§ **Work to be completed**
Copy every line of the data that includes the string "içecekler".

§ **Task data**
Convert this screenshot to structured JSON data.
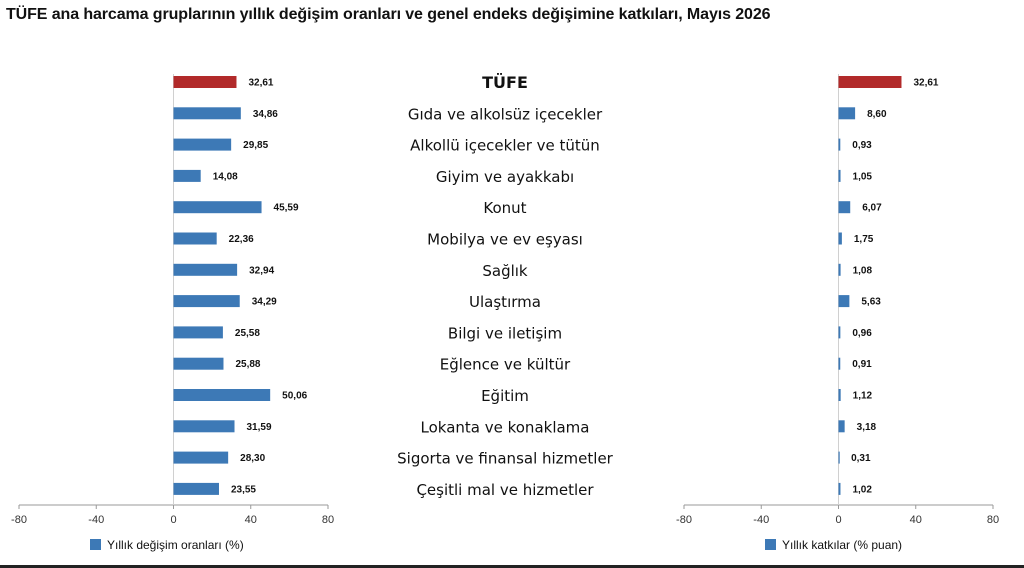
{
  "title": "TÜFE ana harcama gruplarının yıllık değişim oranları ve genel endeks değişimine katkıları, Mayıs 2026",
  "colors": {
    "headline": "#b22a2a",
    "series": "#3d79b6",
    "axis": "#999999"
  },
  "chart_data": {
    "type": "bar",
    "orientation": "horizontal",
    "categories": [
      "TÜFE",
      "Gıda ve alkolsüz içecekler",
      "Alkollü içecekler ve tütün",
      "Giyim ve ayakkabı",
      "Konut",
      "Mobilya ve ev eşyası",
      "Sağlık",
      "Ulaştırma",
      "Bilgi ve iletişim",
      "Eğlence ve kültür",
      "Eğitim",
      "Lokanta ve konaklama",
      "Sigorta ve finansal hizmetler",
      "Çeşitli mal ve hizmetler"
    ],
    "series": [
      {
        "name": "Yıllık değişim oranları (%)",
        "values": [
          32.61,
          34.86,
          29.85,
          14.08,
          45.59,
          22.36,
          32.94,
          34.29,
          25.58,
          25.88,
          50.06,
          31.59,
          28.3,
          23.55
        ],
        "labels": [
          "32,61",
          "34,86",
          "29,85",
          "14,08",
          "45,59",
          "22,36",
          "32,94",
          "34,29",
          "25,58",
          "25,88",
          "50,06",
          "31,59",
          "28,30",
          "23,55"
        ],
        "xlim": [
          -80,
          80
        ],
        "ticks": [
          "-80",
          "-40",
          "0",
          "40",
          "80"
        ],
        "tick_values": [
          -80,
          -40,
          0,
          40,
          80
        ]
      },
      {
        "name": "Yıllık katkılar (% puan)",
        "values": [
          32.61,
          8.6,
          0.93,
          1.05,
          6.07,
          1.75,
          1.08,
          5.63,
          0.96,
          0.91,
          1.12,
          3.18,
          0.31,
          1.02
        ],
        "labels": [
          "32,61",
          "8,60",
          "0,93",
          "1,05",
          "6,07",
          "1,75",
          "1,08",
          "5,63",
          "0,96",
          "0,91",
          "1,12",
          "3,18",
          "0,31",
          "1,02"
        ],
        "xlim": [
          -80,
          80
        ],
        "ticks": [
          "-80",
          "-40",
          "0",
          "40",
          "80"
        ],
        "tick_values": [
          -80,
          -40,
          0,
          40,
          80
        ]
      }
    ],
    "highlight_category": "TÜFE",
    "legend_position": "bottom-left",
    "grid": false
  }
}
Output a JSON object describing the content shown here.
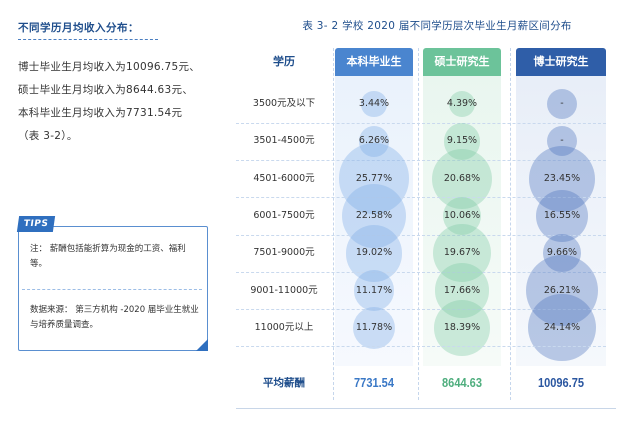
{
  "left": {
    "heading": "不同学历月均收入分布：",
    "lines": [
      "博士毕业生月均收入为10096.75元、",
      "硕士毕业生月均收入为8644.63元、",
      "本科毕业生月均收入为7731.54元",
      "（表 3-2）。"
    ]
  },
  "tips": {
    "badge": "TIPS",
    "note": "注：  薪酬包括能折算为现金的工资、福利等。",
    "source": "数据来源：  第三方机构 -2020 届毕业生就业与培养质量调查。"
  },
  "table": {
    "title": "表 3- 2  学校 2020 届不同学历层次毕业生月薪区间分布",
    "headers": {
      "xueli": "学历",
      "benke": "本科毕业生",
      "shuoshi": "硕士研究生",
      "boshi": "博士研究生"
    },
    "rows": [
      {
        "label": "3500元及以下",
        "benke": "3.44%",
        "shuoshi": "4.39%",
        "boshi": "-"
      },
      {
        "label": "3501-4500元",
        "benke": "6.26%",
        "shuoshi": "9.15%",
        "boshi": "-"
      },
      {
        "label": "4501-6000元",
        "benke": "25.77%",
        "shuoshi": "20.68%",
        "boshi": "23.45%"
      },
      {
        "label": "6001-7500元",
        "benke": "22.58%",
        "shuoshi": "10.06%",
        "boshi": "16.55%"
      },
      {
        "label": "7501-9000元",
        "benke": "19.02%",
        "shuoshi": "19.67%",
        "boshi": "9.66%"
      },
      {
        "label": "9001-11000元",
        "benke": "11.17%",
        "shuoshi": "17.66%",
        "boshi": "26.21%"
      },
      {
        "label": "11000元以上",
        "benke": "11.78%",
        "shuoshi": "18.39%",
        "boshi": "24.14%"
      }
    ],
    "average": {
      "label": "平均薪酬",
      "benke": "7731.54",
      "shuoshi": "8644.63",
      "boshi": "10096.75"
    },
    "colors": {
      "benke": "#4a85cf",
      "shuoshi": "#6cc39a",
      "boshi": "#2f5ea8",
      "heading": "#1f4e8c"
    }
  }
}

§ **Result of the exercise**
      "Gıda ve alkolsüz içecekler",
      "Alkollü içecekler ve tütün",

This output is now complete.